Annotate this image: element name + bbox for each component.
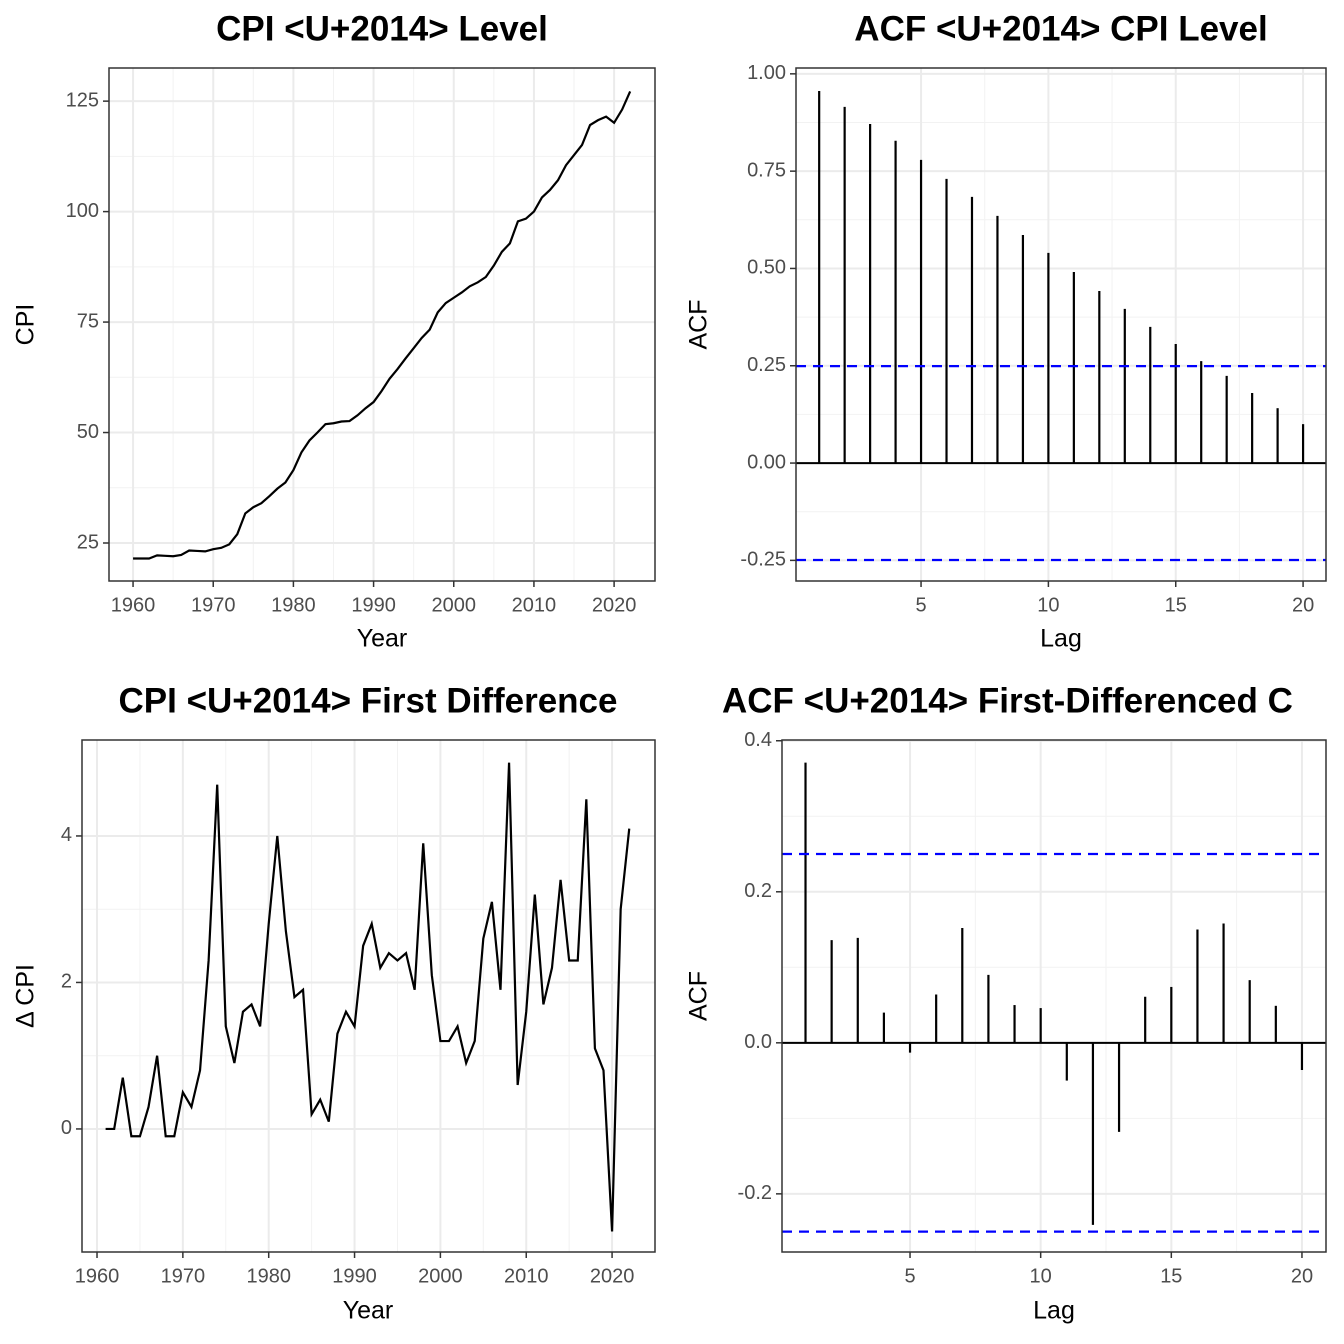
y-tick-label: 0.0 <box>744 1031 772 1053</box>
panel-background <box>82 740 655 1252</box>
y-tick-label: 50 <box>77 421 99 443</box>
x-tick-label: 15 <box>1165 594 1187 616</box>
x-tick-label: 20 <box>1292 594 1314 616</box>
chart-title: CPI <U+2014> First Difference <box>119 681 618 720</box>
y-tick-label: 75 <box>77 310 99 332</box>
y-tick-label: 100 <box>66 200 99 222</box>
x-tick-label: 20 <box>1291 1265 1313 1287</box>
x-tick-label: 1980 <box>246 1265 291 1287</box>
x-tick-label: 10 <box>1037 594 1059 616</box>
y-tick-label: 0.2 <box>744 880 772 902</box>
x-axis-title: Year <box>343 1297 394 1325</box>
chart-title: CPI <U+2014> Level <box>216 9 548 48</box>
y-tick-label: 2 <box>61 971 72 993</box>
y-tick-label: 0.50 <box>747 257 786 279</box>
y-tick-label: 0 <box>61 1117 72 1139</box>
x-tick-label: 1970 <box>191 594 236 616</box>
chart-title: ACF <U+2014> First-Differenced C <box>722 681 1293 720</box>
chart-title: ACF <U+2014> CPI Level <box>854 9 1267 48</box>
x-tick-label: 2000 <box>432 594 477 616</box>
y-axis-title: Δ CPI <box>12 964 40 1028</box>
y-tick-label: 1.00 <box>747 62 786 84</box>
x-axis-title: Year <box>357 625 408 653</box>
x-tick-label: 2000 <box>418 1265 463 1287</box>
x-tick-label: 2020 <box>592 594 637 616</box>
y-tick-label: 0.75 <box>747 159 786 181</box>
x-axis-title: Lag <box>1040 625 1082 653</box>
x-tick-label: 5 <box>915 594 926 616</box>
x-tick-label: 1990 <box>332 1265 377 1287</box>
panel-border <box>795 67 1327 582</box>
y-tick-label: 0.25 <box>747 354 786 376</box>
y-tick-label: -0.25 <box>740 549 786 571</box>
x-tick-label: 2020 <box>590 1265 635 1287</box>
data-line <box>105 762 631 1232</box>
x-tick-label: 1960 <box>111 594 156 616</box>
panel-border <box>108 67 656 582</box>
y-tick-label: 4 <box>61 824 72 846</box>
y-tick-label: 0.00 <box>747 451 786 473</box>
x-tick-label: 5 <box>904 1265 915 1287</box>
y-tick-label: 25 <box>77 531 99 553</box>
y-tick-label: 125 <box>66 89 99 111</box>
x-tick-label: 1980 <box>271 594 316 616</box>
y-axis-title: ACF <box>685 300 713 350</box>
y-tick-label: -0.2 <box>738 1182 772 1204</box>
y-axis-title: CPI <box>12 304 40 346</box>
panel-background <box>796 68 1326 581</box>
x-tick-label: 1960 <box>75 1265 120 1287</box>
panel-background <box>109 68 655 581</box>
panel-border <box>81 739 656 1253</box>
x-tick-label: 2010 <box>512 594 557 616</box>
x-tick-label: 1970 <box>161 1265 206 1287</box>
x-tick-label: 10 <box>1030 1265 1052 1287</box>
x-tick-label: 2010 <box>504 1265 549 1287</box>
panel-border <box>781 739 1327 1253</box>
x-axis-title: Lag <box>1033 1297 1075 1325</box>
data-line <box>133 90 632 560</box>
y-axis-title: ACF <box>685 971 713 1021</box>
y-tick-label: 0.4 <box>744 729 772 751</box>
x-tick-label: 15 <box>1160 1265 1182 1287</box>
x-tick-label: 1990 <box>351 594 396 616</box>
panel-background <box>782 740 1326 1252</box>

§

What you should do
Rewrite the data above, replacing every occurrence of "panel-border" with "panel-frame" and leaving everything else unchanged. Omit the pictures from your answer.

Output
Annotate this image: element name + bbox for each component.
y-tick-label: 0.0 <box>744 1031 772 1053</box>
panel-background <box>82 740 655 1252</box>
y-tick-label: 50 <box>77 421 99 443</box>
x-tick-label: 15 <box>1165 594 1187 616</box>
x-tick-label: 20 <box>1292 594 1314 616</box>
chart-title: CPI <U+2014> First Difference <box>119 681 618 720</box>
y-tick-label: 75 <box>77 310 99 332</box>
y-tick-label: 100 <box>66 200 99 222</box>
x-tick-label: 20 <box>1291 1265 1313 1287</box>
x-tick-label: 1980 <box>246 1265 291 1287</box>
x-tick-label: 10 <box>1037 594 1059 616</box>
y-tick-label: 0.2 <box>744 880 772 902</box>
x-axis-title: Year <box>343 1297 394 1325</box>
chart-title: CPI <U+2014> Level <box>216 9 548 48</box>
y-tick-label: 2 <box>61 971 72 993</box>
y-tick-label: 0.50 <box>747 257 786 279</box>
y-tick-label: 0 <box>61 1117 72 1139</box>
x-tick-label: 1970 <box>191 594 236 616</box>
chart-title: ACF <U+2014> First-Differenced C <box>722 681 1293 720</box>
chart-title: ACF <U+2014> CPI Level <box>854 9 1267 48</box>
x-tick-label: 2000 <box>432 594 477 616</box>
y-axis-title: Δ CPI <box>12 964 40 1028</box>
y-tick-label: 1.00 <box>747 62 786 84</box>
x-axis-title: Year <box>357 625 408 653</box>
x-tick-label: 2000 <box>418 1265 463 1287</box>
x-tick-label: 2020 <box>592 594 637 616</box>
y-tick-label: 0.75 <box>747 159 786 181</box>
x-axis-title: Lag <box>1040 625 1082 653</box>
x-tick-label: 5 <box>915 594 926 616</box>
x-tick-label: 1990 <box>332 1265 377 1287</box>
panel-frame <box>795 67 1327 582</box>
y-tick-label: 0.25 <box>747 354 786 376</box>
y-tick-label: -0.25 <box>740 549 786 571</box>
x-tick-label: 2020 <box>590 1265 635 1287</box>
data-line <box>105 762 631 1232</box>
x-tick-label: 1960 <box>111 594 156 616</box>
panel-frame <box>108 67 656 582</box>
y-tick-label: 4 <box>61 824 72 846</box>
y-tick-label: 0.00 <box>747 451 786 473</box>
x-tick-label: 5 <box>904 1265 915 1287</box>
y-tick-label: 25 <box>77 531 99 553</box>
y-tick-label: 125 <box>66 89 99 111</box>
x-tick-label: 1980 <box>271 594 316 616</box>
y-axis-title: ACF <box>685 300 713 350</box>
y-tick-label: -0.2 <box>738 1182 772 1204</box>
y-axis-title: CPI <box>12 304 40 346</box>
panel-background <box>796 68 1326 581</box>
x-tick-label: 1960 <box>75 1265 120 1287</box>
panel-background <box>109 68 655 581</box>
panel-frame <box>81 739 656 1253</box>
x-tick-label: 2010 <box>512 594 557 616</box>
x-tick-label: 1970 <box>161 1265 206 1287</box>
x-tick-label: 10 <box>1030 1265 1052 1287</box>
x-tick-label: 2010 <box>504 1265 549 1287</box>
panel-frame <box>781 739 1327 1253</box>
x-axis-title: Lag <box>1033 1297 1075 1325</box>
data-line <box>133 90 632 560</box>
y-axis-title: ACF <box>685 971 713 1021</box>
y-tick-label: 0.4 <box>744 729 772 751</box>
x-tick-label: 15 <box>1160 1265 1182 1287</box>
x-tick-label: 1990 <box>351 594 396 616</box>
panel-background <box>782 740 1326 1252</box>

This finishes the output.